→ **Document segment**
───

Melt the 1 tablespoon of butter in a small saucepan over medium heat. When it bubbles and froths, add the shallot and cook for 2 minutes. Add the ginger and curry powder and cook for 1 minute more. Then add the lime juice, stir to combine, and remove from the heat. Set the mixture aside to cool to room temperature.

In a small bowl, mix the remaining stick of butter with the sautéed shallot, ginger, and curry. Mix well, then place the mixture in a jar and refrigerate.

HOW to COOK a LOBSTER
I remember my family committing culinary atrocities with the classic Canadian lobster. Boiling it for too long in insipid water made for a less than regal end for the poor little
crustacean. To me, lobster is an attainable luxury, so one should know how to turn it into an impressive meal.

Makes 1 lobster

2 tablespoons Old Bay Seasoning
1 lemon, thinly sliced
3 sprigs fresh thyme
4 bay leaves
Sea salt
1 live East Coast lobster

Pour 2 gallons of water into a large stockpot set over high heat. Add the Old Bay, lemon slices, thyme sprigs, bay leaves, and enough sea salt so that the water tastes pleasantly like the ocean. Bring to a boil and then add the lobster. Cook for 5 minutes per pound—so a 1¼-pounder will take 6 minutes—and then transfer it from the pot to a platter (if you are going to eat it then) or to an ice bath (if it is for later use in a recipe.) If it’s the former, get a bib, some claw crackers and picks, and go to town. If the latter, then let’s clean that lobster up:


Place the lobster on a couple of paper towels on top of a cutting board, and twist off the tail. Using poultry shears, cut off the outer side of the tail’s shell, being careful not to actually cut into the flesh. Twist off the claws and knuckles, and cut the shells on those too and remove the meat. (Sometimes it is safer to use a claw cracker than shears. I leave this to you.) Inside each claw is a sheer piece of shell that runs inside the meat. Pull this out from the back of the claw meat. It will look like a little translucent boomerang. Take all the meat you have freed from the shells and rinse it quickly under cold water to remove the white stuff that accumulates on the cooked meat. This is hemolymph, which is kind of what the lobster has instead of blood. Chop the shells and carcass up for a bisque or stock, and chop the reserved meat into pieces or prepare as your recipe indicates.

───

→ **Dataset records**

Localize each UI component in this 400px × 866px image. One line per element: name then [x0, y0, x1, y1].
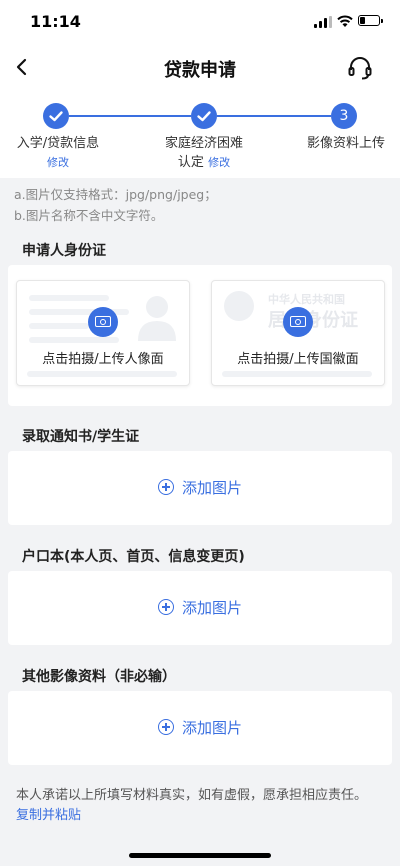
section-other-header: 其他影像资料（非必输） — [0, 658, 400, 690]
step-connector — [69, 115, 191, 117]
admission-add-image-button[interactable]: 添加图片 — [8, 477, 392, 498]
step-indicator: 3 入学/贷款信息 修改 家庭经济困难 认定 修改 影像资料上传 — [0, 90, 400, 178]
household-add-image-button[interactable]: 添加图片 — [8, 597, 392, 618]
step-3-current: 3 — [331, 103, 357, 129]
id-card-upload-card: 点击拍摄/上传人像面 中华人民共和国 居民身份证 点击拍摄/上传国徽面 — [8, 265, 392, 406]
nav-bar: 贷款申请 — [0, 44, 400, 90]
page-title: 贷款申请 — [164, 60, 236, 81]
add-circle-icon — [157, 479, 174, 495]
step-2-done-icon — [191, 103, 217, 129]
add-circle-icon — [157, 599, 174, 615]
admission-upload-card: 添加图片 — [8, 451, 392, 525]
status-time: 11:14 — [30, 12, 81, 31]
headset-icon[interactable] — [346, 54, 374, 82]
status-bar: 11:14 — [0, 0, 400, 44]
emblem-placeholder-icon — [224, 291, 254, 321]
section-admission-header: 录取通知书/学生证 — [0, 418, 400, 450]
wifi-icon — [337, 15, 353, 27]
id-front-label: 点击拍摄/上传人像面 — [42, 352, 164, 367]
battery-icon — [358, 15, 383, 26]
step-1-done-icon — [43, 103, 69, 129]
step-connector — [217, 115, 331, 117]
commitment-statement: 本人承诺以上所填写材料真实，如有虚假，愿承担相应责任。 复制并粘贴 — [16, 786, 391, 826]
step-1-label: 入学/贷款信息 修改 — [8, 134, 108, 172]
step-2-label: 家庭经济困难 认定 修改 — [164, 136, 243, 170]
camera-icon — [88, 307, 118, 337]
home-indicator[interactable] — [129, 853, 271, 858]
household-upload-card: 添加图片 — [8, 571, 392, 645]
id-back-label: 点击拍摄/上传国徽面 — [237, 352, 359, 367]
camera-icon — [283, 307, 313, 337]
id-front-upload[interactable]: 点击拍摄/上传人像面 — [16, 280, 190, 386]
step-2-edit-link[interactable]: 修改 — [208, 156, 230, 169]
upload-notes: a.图片仅支持格式：jpg/png/jpeg； b.图片名称不含中文字符。 — [14, 187, 217, 223]
step-1-edit-link[interactable]: 修改 — [8, 153, 108, 172]
id-back-upload[interactable]: 中华人民共和国 居民身份证 点击拍摄/上传国徽面 — [211, 280, 385, 386]
other-upload-card: 添加图片 — [8, 691, 392, 765]
section-id-card-header: 申请人身份证 — [0, 232, 400, 264]
step-3-label: 影像资料上传 — [306, 136, 385, 151]
section-household-header: 户口本(本人页、首页、信息变更页) — [0, 538, 400, 570]
signal-icon — [314, 16, 332, 28]
other-add-image-button[interactable]: 添加图片 — [8, 717, 392, 738]
id-back-watermark-line1: 中华人民共和国 — [268, 293, 345, 306]
portrait-placeholder-icon — [138, 296, 176, 341]
id-back-watermark-line2: 居民身份证 — [268, 310, 358, 331]
add-circle-icon — [157, 719, 174, 735]
copy-paste-link[interactable]: 复制并粘贴 — [16, 806, 391, 826]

───

In the lobster-cooking text, what is the white substance that accumulates on the cooked meat?

→ **Worked solution**
Hemolymph.